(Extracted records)
###

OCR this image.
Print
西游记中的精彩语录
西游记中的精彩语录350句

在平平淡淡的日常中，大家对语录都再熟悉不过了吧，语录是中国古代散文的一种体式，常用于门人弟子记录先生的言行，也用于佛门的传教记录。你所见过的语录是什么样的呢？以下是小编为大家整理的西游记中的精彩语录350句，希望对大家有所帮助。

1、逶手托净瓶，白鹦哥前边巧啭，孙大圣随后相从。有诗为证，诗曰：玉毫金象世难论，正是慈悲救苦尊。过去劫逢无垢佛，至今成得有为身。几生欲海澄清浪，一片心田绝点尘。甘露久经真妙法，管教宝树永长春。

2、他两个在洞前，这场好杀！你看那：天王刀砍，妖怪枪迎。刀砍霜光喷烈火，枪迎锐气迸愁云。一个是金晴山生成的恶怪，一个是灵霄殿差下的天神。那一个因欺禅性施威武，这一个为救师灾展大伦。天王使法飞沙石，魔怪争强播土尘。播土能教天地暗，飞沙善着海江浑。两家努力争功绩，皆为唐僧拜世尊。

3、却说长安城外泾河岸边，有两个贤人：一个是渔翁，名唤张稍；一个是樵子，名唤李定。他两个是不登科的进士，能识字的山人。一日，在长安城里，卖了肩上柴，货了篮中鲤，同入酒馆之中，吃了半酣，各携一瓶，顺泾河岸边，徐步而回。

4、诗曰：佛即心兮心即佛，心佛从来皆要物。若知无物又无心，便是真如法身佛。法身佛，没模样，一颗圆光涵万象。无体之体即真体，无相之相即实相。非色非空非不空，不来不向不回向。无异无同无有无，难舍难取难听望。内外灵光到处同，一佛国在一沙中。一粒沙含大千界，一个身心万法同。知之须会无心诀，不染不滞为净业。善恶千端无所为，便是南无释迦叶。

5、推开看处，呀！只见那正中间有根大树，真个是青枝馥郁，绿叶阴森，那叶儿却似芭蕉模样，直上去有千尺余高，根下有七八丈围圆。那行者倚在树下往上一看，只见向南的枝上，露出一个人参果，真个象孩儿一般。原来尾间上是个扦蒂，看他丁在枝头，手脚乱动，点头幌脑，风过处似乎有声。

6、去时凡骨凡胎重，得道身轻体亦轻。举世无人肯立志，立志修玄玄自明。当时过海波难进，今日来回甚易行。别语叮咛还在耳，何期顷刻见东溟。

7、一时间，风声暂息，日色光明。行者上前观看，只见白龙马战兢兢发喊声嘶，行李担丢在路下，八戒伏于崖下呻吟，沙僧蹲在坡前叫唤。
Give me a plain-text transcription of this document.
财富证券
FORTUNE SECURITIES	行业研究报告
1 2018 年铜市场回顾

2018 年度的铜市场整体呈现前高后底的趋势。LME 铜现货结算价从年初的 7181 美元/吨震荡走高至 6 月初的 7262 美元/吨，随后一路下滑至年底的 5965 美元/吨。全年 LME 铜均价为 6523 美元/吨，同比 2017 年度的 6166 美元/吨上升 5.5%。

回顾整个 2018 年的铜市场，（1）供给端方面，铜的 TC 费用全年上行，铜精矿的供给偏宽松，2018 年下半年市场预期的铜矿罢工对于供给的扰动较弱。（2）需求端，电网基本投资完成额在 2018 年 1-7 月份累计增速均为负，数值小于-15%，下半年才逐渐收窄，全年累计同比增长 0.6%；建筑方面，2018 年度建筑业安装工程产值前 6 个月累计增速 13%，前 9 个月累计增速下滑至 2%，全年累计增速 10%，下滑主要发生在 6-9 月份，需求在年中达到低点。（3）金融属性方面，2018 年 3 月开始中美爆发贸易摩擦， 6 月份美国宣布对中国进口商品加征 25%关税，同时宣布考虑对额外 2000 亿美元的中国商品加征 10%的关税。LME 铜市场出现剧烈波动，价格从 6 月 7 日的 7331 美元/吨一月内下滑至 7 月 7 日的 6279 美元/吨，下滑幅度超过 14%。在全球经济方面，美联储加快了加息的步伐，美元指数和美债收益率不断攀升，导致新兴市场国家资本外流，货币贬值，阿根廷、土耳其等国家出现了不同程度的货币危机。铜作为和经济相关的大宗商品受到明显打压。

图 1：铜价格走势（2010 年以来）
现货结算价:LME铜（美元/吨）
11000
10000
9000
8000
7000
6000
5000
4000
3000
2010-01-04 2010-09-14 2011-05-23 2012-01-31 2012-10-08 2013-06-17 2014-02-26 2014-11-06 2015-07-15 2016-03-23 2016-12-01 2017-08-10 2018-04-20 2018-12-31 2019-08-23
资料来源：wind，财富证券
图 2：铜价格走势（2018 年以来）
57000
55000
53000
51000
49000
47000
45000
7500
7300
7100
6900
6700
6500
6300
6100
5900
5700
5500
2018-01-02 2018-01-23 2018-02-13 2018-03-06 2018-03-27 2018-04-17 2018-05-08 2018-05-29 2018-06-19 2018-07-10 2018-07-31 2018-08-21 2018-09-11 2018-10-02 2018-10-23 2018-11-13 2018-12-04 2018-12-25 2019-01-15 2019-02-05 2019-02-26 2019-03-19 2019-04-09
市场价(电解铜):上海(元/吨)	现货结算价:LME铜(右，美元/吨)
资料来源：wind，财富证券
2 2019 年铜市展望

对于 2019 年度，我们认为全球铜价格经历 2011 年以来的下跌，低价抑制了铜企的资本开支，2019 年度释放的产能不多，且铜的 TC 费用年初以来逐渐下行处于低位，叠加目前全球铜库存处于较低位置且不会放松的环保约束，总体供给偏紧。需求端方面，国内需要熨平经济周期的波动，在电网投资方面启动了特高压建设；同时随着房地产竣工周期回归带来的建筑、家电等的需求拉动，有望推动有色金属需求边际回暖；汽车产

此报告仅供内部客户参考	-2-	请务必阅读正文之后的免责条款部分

###

--- Directions ---
Extract each line from the listing above, please, and repeat it exactly.

--- Correct answer ---
OCR this image.
Print
西游记中的精彩语录
西游记中的精彩语录350句

在平平淡淡的日常中，大家对语录都再熟悉不过了吧，语录是中国古代散文的一种体式，常用于门人弟子记录先生的言行，也用于佛门的传教记录。你所见过的语录是什么样的呢？以下是小编为大家整理的西游记中的精彩语录350句，希望对大家有所帮助。

1、逶手托净瓶，白鹦哥前边巧啭，孙大圣随后相从。有诗为证，诗曰：玉毫金象世难论，正是慈悲救苦尊。过去劫逢无垢佛，至今成得有为身。几生欲海澄清浪，一片心田绝点尘。甘露久经真妙法，管教宝树永长春。

2、他两个在洞前，这场好杀！你看那：天王刀砍，妖怪枪迎。刀砍霜光喷烈火，枪迎锐气迸愁云。一个是金晴山生成的恶怪，一个是灵霄殿差下的天神。那一个因欺禅性施威武，这一个为救师灾展大伦。天王使法飞沙石，魔怪争强播土尘。播土能教天地暗，飞沙善着海江浑。两家努力争功绩，皆为唐僧拜世尊。

3、却说长安城外泾河岸边，有两个贤人：一个是渔翁，名唤张稍；一个是樵子，名唤李定。他两个是不登科的进士，能识字的山人。一日，在长安城里，卖了肩上柴，货了篮中鲤，同入酒馆之中，吃了半酣，各携一瓶，顺泾河岸边，徐步而回。

4、诗曰：佛即心兮心即佛，心佛从来皆要物。若知无物又无心，便是真如法身佛。法身佛，没模样，一颗圆光涵万象。无体之体即真体，无相之相即实相。非色非空非不空，不来不向不回向。无异无同无有无，难舍难取难听望。内外灵光到处同，一佛国在一沙中。一粒沙含大千界，一个身心万法同。知之须会无心诀，不染不滞为净业。善恶千端无所为，便是南无释迦叶。

5、推开看处，呀！只见那正中间有根大树，真个是青枝馥郁，绿叶阴森，那叶儿却似芭蕉模样，直上去有千尺余高，根下有七八丈围圆。那行者倚在树下往上一看，只见向南的枝上，露出一个人参果，真个象孩儿一般。原来尾间上是个扦蒂，看他丁在枝头，手脚乱动，点头幌脑，风过处似乎有声。

6、去时凡骨凡胎重，得道身轻体亦轻。举世无人肯立志，立志修玄玄自明。当时过海波难进，今日来回甚易行。别语叮咛还在耳，何期顷刻见东溟。

7、一时间，风声暂息，日色光明。行者上前观看，只见白龙马战兢兢发喊声嘶，行李担丢在路下，八戒伏于崖下呻吟，沙僧蹲在坡前叫唤。
Give me a plain-text transcription of this document.
财富证券
FORTUNE SECURITIES	行业研究报告
1 2018 年铜市场回顾

2018 年度的铜市场整体呈现前高后底的趋势。LME 铜现货结算价从年初的 7181 美元/吨震荡走高至 6 月初的 7262 美元/吨，随后一路下滑至年底的 5965 美元/吨。全年 LME 铜均价为 6523 美元/吨，同比 2017 年度的 6166 美元/吨上升 5.5%。

回顾整个 2018 年的铜市场，（1）供给端方面，铜的 TC 费用全年上行，铜精矿的供给偏宽松，2018 年下半年市场预期的铜矿罢工对于供给的扰动较弱。（2）需求端，电网基本投资完成额在 2018 年 1-7 月份累计增速均为负，数值小于-15%，下半年才逐渐收窄，全年累计同比增长 0.6%；建筑方面，2018 年度建筑业安装工程产值前 6 个月累计增速 13%，前 9 个月累计增速下滑至 2%，全年累计增速 10%，下滑主要发生在 6-9 月份，需求在年中达到低点。（3）金融属性方面，2018 年 3 月开始中美爆发贸易摩擦， 6 月份美国宣布对中国进口商品加征 25%关税，同时宣布考虑对额外 2000 亿美元的中国商品加征 10%的关税。LME 铜市场出现剧烈波动，价格从 6 月 7 日的 7331 美元/吨一月内下滑至 7 月 7 日的 6279 美元/吨，下滑幅度超过 14%。在全球经济方面，美联储加快了加息的步伐，美元指数和美债收益率不断攀升，导致新兴市场国家资本外流，货币贬值，阿根廷、土耳其等国家出现了不同程度的货币危机。铜作为和经济相关的大宗商品受到明显打压。

图 1：铜价格走势（2010 年以来）
现货结算价:LME铜（美元/吨）
11000
10000
9000
8000
7000
6000
5000
4000
3000
2010-01-04 2010-09-14 2011-05-23 2012-01-31 2012-10-08 2013-06-17 2014-02-26 2014-11-06 2015-07-15 2016-03-23 2016-12-01 2017-08-10 2018-04-20 2018-12-31 2019-08-23
资料来源：wind，财富证券
图 2：铜价格走势（2018 年以来）
57000
55000
53000
51000
49000
47000
45000
7500
7300
7100
6900
6700
6500
6300
6100
5900
5700
5500
2018-01-02 2018-01-23 2018-02-13 2018-03-06 2018-03-27 2018-04-17 2018-05-08 2018-05-29 2018-06-19 2018-07-10 2018-07-31 2018-08-21 2018-09-11 2018-10-02 2018-10-23 2018-11-13 2018-12-04 2018-12-25 2019-01-15 2019-02-05 2019-02-26 2019-03-19 2019-04-09
市场价(电解铜):上海(元/吨)	现货结算价:LME铜(右，美元/吨)
资料来源：wind，财富证券
2 2019 年铜市展望

对于 2019 年度，我们认为全球铜价格经历 2011 年以来的下跌，低价抑制了铜企的资本开支，2019 年度释放的产能不多，且铜的 TC 费用年初以来逐渐下行处于低位，叠加目前全球铜库存处于较低位置且不会放松的环保约束，总体供给偏紧。需求端方面，国内需要熨平经济周期的波动，在电网投资方面启动了特高压建设；同时随着房地产竣工周期回归带来的建筑、家电等的需求拉动，有望推动有色金属需求边际回暖；汽车产

此报告仅供内部客户参考	-2-	请务必阅读正文之后的免责条款部分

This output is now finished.